### Aim
Lift every line from the entries that includes the word "flame".
====================
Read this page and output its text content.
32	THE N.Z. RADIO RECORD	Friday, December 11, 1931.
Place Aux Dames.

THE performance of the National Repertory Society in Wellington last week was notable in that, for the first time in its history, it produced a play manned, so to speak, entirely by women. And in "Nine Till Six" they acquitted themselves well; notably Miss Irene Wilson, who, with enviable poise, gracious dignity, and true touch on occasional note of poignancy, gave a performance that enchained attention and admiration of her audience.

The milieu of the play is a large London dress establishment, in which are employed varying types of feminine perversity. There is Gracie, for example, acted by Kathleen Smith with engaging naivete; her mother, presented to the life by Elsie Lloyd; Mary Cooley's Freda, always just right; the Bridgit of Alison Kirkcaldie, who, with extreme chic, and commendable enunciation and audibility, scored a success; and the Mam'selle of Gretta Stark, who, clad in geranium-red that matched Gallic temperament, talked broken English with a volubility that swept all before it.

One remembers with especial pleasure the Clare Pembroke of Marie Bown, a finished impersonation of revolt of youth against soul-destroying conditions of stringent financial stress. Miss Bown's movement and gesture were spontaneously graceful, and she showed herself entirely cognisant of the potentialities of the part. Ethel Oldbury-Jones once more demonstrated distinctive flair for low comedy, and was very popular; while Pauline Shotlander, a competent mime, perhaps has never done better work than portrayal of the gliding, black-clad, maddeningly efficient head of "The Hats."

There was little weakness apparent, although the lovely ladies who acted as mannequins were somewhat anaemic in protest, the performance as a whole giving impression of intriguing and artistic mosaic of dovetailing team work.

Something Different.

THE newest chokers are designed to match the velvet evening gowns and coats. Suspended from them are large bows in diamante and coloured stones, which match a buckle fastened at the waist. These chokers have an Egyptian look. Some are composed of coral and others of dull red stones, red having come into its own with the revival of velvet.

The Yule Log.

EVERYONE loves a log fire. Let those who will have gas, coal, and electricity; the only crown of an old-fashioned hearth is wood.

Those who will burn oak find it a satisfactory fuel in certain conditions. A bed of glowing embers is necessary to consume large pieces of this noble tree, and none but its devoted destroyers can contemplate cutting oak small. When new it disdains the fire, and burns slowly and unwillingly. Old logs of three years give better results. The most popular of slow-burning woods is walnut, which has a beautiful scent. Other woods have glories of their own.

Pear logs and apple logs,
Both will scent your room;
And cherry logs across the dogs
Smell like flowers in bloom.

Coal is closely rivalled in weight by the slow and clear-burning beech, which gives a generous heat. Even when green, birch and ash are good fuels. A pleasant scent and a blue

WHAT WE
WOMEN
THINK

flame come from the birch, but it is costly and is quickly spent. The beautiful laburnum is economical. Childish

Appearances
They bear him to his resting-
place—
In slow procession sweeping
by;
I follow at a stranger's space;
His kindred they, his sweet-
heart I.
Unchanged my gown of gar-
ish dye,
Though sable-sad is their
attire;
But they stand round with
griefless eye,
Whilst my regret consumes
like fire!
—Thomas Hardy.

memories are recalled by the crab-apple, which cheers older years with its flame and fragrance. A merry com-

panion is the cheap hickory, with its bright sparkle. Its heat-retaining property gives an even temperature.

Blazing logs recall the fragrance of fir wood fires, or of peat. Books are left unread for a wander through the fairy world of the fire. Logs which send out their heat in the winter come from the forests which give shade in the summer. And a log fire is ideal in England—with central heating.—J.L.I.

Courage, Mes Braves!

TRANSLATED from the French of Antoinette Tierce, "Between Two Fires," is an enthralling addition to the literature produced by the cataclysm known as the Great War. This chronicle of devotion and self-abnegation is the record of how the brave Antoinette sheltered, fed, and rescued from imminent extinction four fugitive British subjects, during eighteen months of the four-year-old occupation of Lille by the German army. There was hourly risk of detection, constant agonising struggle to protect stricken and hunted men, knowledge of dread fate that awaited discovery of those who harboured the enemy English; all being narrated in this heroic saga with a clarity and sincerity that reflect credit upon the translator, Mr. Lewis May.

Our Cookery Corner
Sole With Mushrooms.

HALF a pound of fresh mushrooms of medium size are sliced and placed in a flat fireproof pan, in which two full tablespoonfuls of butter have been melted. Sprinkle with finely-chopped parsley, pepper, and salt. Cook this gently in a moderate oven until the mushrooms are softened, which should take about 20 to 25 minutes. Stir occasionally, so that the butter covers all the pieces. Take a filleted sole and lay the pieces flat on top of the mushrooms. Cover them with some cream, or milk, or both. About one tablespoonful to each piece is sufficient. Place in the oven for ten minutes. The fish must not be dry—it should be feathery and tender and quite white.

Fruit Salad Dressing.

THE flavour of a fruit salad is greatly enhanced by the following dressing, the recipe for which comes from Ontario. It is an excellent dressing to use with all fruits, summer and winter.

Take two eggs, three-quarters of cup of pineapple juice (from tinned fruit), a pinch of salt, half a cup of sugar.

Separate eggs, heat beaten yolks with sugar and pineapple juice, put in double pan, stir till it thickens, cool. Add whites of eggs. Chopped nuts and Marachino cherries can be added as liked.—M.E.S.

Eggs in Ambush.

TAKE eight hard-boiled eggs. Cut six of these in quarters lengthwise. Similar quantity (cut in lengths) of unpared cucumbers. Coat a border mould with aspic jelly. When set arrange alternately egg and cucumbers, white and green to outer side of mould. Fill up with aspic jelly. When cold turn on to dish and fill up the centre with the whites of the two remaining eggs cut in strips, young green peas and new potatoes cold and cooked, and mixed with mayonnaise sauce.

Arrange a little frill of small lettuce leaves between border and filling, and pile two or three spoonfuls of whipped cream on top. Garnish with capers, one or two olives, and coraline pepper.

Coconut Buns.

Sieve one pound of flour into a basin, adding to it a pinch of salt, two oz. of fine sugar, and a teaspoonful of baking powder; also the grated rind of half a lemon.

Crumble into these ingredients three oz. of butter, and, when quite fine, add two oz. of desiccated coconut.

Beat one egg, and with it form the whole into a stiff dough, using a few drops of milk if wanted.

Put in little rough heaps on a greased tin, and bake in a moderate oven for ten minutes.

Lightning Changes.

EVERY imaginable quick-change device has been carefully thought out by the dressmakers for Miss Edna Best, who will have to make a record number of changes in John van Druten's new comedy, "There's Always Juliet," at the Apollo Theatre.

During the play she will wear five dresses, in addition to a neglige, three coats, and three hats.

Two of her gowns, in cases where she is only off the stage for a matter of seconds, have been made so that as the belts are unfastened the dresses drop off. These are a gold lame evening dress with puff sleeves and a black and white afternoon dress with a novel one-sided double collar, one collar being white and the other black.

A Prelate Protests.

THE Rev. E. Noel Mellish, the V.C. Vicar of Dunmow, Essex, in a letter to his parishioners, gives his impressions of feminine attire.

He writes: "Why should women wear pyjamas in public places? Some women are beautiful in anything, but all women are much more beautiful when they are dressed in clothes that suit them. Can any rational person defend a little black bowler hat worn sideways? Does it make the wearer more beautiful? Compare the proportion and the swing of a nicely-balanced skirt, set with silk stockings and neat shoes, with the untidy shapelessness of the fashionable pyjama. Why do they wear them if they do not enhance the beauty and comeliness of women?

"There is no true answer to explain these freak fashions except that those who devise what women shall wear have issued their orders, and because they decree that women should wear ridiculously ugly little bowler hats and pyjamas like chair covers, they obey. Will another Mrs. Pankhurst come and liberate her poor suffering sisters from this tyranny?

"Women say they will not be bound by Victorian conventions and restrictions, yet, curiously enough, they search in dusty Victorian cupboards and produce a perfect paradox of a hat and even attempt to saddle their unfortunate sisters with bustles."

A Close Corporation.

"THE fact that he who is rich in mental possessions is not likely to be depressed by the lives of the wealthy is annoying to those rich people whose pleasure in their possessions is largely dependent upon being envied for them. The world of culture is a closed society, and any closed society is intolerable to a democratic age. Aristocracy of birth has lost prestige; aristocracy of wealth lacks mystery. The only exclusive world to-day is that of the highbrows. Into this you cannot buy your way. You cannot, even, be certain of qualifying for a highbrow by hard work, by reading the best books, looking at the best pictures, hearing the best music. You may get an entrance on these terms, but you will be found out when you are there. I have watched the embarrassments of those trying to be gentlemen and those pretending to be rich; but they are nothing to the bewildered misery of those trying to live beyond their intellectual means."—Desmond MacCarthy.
====================
### Solved exercise
flame come from the birch, but it is costly and is quickly spent. The beautiful laburnum is economical. Childish
memories are recalled by the crab-apple, which cheers older years with its flame and fragrance. A merry com-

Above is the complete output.